Problem
Below is a set of records; print all of them exactly as written.
** start **
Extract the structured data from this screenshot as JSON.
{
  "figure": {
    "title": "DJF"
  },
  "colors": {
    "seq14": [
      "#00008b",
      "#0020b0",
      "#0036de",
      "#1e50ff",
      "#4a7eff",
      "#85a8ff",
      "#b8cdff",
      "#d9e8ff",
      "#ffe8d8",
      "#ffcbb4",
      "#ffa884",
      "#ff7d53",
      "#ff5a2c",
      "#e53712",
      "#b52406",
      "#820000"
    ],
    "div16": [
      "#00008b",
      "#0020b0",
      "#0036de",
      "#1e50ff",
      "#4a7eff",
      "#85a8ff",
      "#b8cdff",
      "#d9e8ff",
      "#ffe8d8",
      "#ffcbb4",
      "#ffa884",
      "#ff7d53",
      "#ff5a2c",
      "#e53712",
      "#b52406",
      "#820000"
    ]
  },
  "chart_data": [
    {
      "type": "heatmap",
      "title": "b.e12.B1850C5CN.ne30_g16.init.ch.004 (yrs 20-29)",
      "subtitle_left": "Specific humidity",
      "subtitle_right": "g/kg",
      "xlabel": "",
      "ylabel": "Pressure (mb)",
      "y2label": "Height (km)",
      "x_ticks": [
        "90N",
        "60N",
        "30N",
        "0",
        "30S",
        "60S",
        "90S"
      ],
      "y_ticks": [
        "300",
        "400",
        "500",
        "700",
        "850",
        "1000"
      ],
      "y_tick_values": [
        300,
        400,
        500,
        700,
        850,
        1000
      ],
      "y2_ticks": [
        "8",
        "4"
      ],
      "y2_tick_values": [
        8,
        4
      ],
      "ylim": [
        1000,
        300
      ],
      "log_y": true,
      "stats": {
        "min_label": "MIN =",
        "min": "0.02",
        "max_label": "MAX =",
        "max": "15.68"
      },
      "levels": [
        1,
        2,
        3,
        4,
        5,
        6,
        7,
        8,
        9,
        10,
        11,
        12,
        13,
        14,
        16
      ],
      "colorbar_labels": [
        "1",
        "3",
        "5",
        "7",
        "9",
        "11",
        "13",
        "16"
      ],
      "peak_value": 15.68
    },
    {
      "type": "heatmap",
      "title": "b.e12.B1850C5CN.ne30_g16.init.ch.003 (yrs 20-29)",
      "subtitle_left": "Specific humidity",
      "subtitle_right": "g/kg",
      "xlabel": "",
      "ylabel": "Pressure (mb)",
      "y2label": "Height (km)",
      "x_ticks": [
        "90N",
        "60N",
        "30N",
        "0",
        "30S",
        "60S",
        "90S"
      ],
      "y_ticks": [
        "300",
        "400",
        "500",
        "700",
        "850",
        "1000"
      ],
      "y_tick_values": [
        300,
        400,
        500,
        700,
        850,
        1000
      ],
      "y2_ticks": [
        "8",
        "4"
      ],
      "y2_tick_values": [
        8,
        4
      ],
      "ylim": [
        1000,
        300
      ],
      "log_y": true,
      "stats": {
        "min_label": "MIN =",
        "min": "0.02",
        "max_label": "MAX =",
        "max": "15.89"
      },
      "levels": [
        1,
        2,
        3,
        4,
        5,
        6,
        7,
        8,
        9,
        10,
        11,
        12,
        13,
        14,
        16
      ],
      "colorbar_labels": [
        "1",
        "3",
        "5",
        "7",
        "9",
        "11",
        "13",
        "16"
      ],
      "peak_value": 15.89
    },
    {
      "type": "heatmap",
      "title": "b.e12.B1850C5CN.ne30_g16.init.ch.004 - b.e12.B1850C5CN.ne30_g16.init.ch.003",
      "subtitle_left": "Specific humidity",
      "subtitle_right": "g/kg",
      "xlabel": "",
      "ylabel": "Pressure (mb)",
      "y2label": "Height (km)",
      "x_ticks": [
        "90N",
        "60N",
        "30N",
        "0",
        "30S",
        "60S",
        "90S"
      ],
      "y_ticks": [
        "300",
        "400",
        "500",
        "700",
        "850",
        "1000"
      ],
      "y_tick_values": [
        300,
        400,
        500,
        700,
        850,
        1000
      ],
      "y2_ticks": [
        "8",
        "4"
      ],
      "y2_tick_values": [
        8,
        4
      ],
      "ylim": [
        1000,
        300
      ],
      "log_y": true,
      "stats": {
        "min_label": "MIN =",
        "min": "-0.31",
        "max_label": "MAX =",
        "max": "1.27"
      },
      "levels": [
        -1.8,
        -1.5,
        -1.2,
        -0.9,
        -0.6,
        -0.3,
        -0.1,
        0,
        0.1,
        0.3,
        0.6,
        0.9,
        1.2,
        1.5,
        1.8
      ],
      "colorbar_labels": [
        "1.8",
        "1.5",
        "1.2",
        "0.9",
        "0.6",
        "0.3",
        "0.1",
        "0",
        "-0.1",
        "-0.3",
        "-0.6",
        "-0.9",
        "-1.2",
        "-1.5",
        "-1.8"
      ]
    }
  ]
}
** end **
Complete response
Extract the structured data from this screenshot as JSON.
{
  "figure": {
    "title": "DJF"
  },
  "colors": {
    "seq14": [
      "#00008b",
      "#0020b0",
      "#0036de",
      "#1e50ff",
      "#4a7eff",
      "#85a8ff",
      "#b8cdff",
      "#d9e8ff",
      "#ffe8d8",
      "#ffcbb4",
      "#ffa884",
      "#ff7d53",
      "#ff5a2c",
      "#e53712",
      "#b52406",
      "#820000"
    ],
    "div16": [
      "#00008b",
      "#0020b0",
      "#0036de",
      "#1e50ff",
      "#4a7eff",
      "#85a8ff",
      "#b8cdff",
      "#d9e8ff",
      "#ffe8d8",
      "#ffcbb4",
      "#ffa884",
      "#ff7d53",
      "#ff5a2c",
      "#e53712",
      "#b52406",
      "#820000"
    ]
  },
  "chart_data": [
    {
      "type": "heatmap",
      "title": "b.e12.B1850C5CN.ne30_g16.init.ch.004 (yrs 20-29)",
      "subtitle_left": "Specific humidity",
      "subtitle_right": "g/kg",
      "xlabel": "",
      "ylabel": "Pressure (mb)",
      "y2label": "Height (km)",
      "x_ticks": [
        "90N",
        "60N",
        "30N",
        "0",
        "30S",
        "60S",
        "90S"
      ],
      "y_ticks": [
        "300",
        "400",
        "500",
        "700",
        "850",
        "1000"
      ],
      "y_tick_values": [
        300,
        400,
        500,
        700,
        850,
        1000
      ],
      "y2_ticks": [
        "8",
        "4"
      ],
      "y2_tick_values": [
        8,
        4
      ],
      "ylim": [
        1000,
        300
      ],
      "log_y": true,
      "stats": {
        "min_label": "MIN =",
        "min": "0.02",
        "max_label": "MAX =",
        "max": "15.68"
      },
      "levels": [
        1,
        2,
        3,
        4,
        5,
        6,
        7,
        8,
        9,
        10,
        11,
        12,
        13,
        14,
        16
      ],
      "colorbar_labels": [
        "1",
        "3",
        "5",
        "7",
        "9",
        "11",
        "13",
        "16"
      ],
      "peak_value": 15.68
    },
    {
      "type": "heatmap",
      "title": "b.e12.B1850C5CN.ne30_g16.init.ch.003 (yrs 20-29)",
      "subtitle_left": "Specific humidity",
      "subtitle_right": "g/kg",
      "xlabel": "",
      "ylabel": "Pressure (mb)",
      "y2label": "Height (km)",
      "x_ticks": [
        "90N",
        "60N",
        "30N",
        "0",
        "30S",
        "60S",
        "90S"
      ],
      "y_ticks": [
        "300",
        "400",
        "500",
        "700",
        "850",
        "1000"
      ],
      "y_tick_values": [
        300,
        400,
        500,
        700,
        850,
        1000
      ],
      "y2_ticks": [
        "8",
        "4"
      ],
      "y2_tick_values": [
        8,
        4
      ],
      "ylim": [
        1000,
        300
      ],
      "log_y": true,
      "stats": {
        "min_label": "MIN =",
        "min": "0.02",
        "max_label": "MAX =",
        "max": "15.89"
      },
      "levels": [
        1,
        2,
        3,
        4,
        5,
        6,
        7,
        8,
        9,
        10,
        11,
        12,
        13,
        14,
        16
      ],
      "colorbar_labels": [
        "1",
        "3",
        "5",
        "7",
        "9",
        "11",
        "13",
        "16"
      ],
      "peak_value": 15.89
    },
    {
      "type": "heatmap",
      "title": "b.e12.B1850C5CN.ne30_g16.init.ch.004 - b.e12.B1850C5CN.ne30_g16.init.ch.003",
      "subtitle_left": "Specific humidity",
      "subtitle_right": "g/kg",
      "xlabel": "",
      "ylabel": "Pressure (mb)",
      "y2label": "Height (km)",
      "x_ticks": [
        "90N",
        "60N",
        "30N",
        "0",
        "30S",
        "60S",
        "90S"
      ],
      "y_ticks": [
        "300",
        "400",
        "500",
        "700",
        "850",
        "1000"
      ],
      "y_tick_values": [
        300,
        400,
        500,
        700,
        850,
        1000
      ],
      "y2_ticks": [
        "8",
        "4"
      ],
      "y2_tick_values": [
        8,
        4
      ],
      "ylim": [
        1000,
        300
      ],
      "log_y": true,
      "stats": {
        "min_label": "MIN =",
        "min": "-0.31",
        "max_label": "MAX =",
        "max": "1.27"
      },
      "levels": [
        -1.8,
        -1.5,
        -1.2,
        -0.9,
        -0.6,
        -0.3,
        -0.1,
        0,
        0.1,
        0.3,
        0.6,
        0.9,
        1.2,
        1.5,
        1.8
      ],
      "colorbar_labels": [
        "1.8",
        "1.5",
        "1.2",
        "0.9",
        "0.6",
        "0.3",
        "0.1",
        "0",
        "-0.1",
        "-0.3",
        "-0.6",
        "-0.9",
        "-1.2",
        "-1.5",
        "-1.8"
      ]
    }
  ]
}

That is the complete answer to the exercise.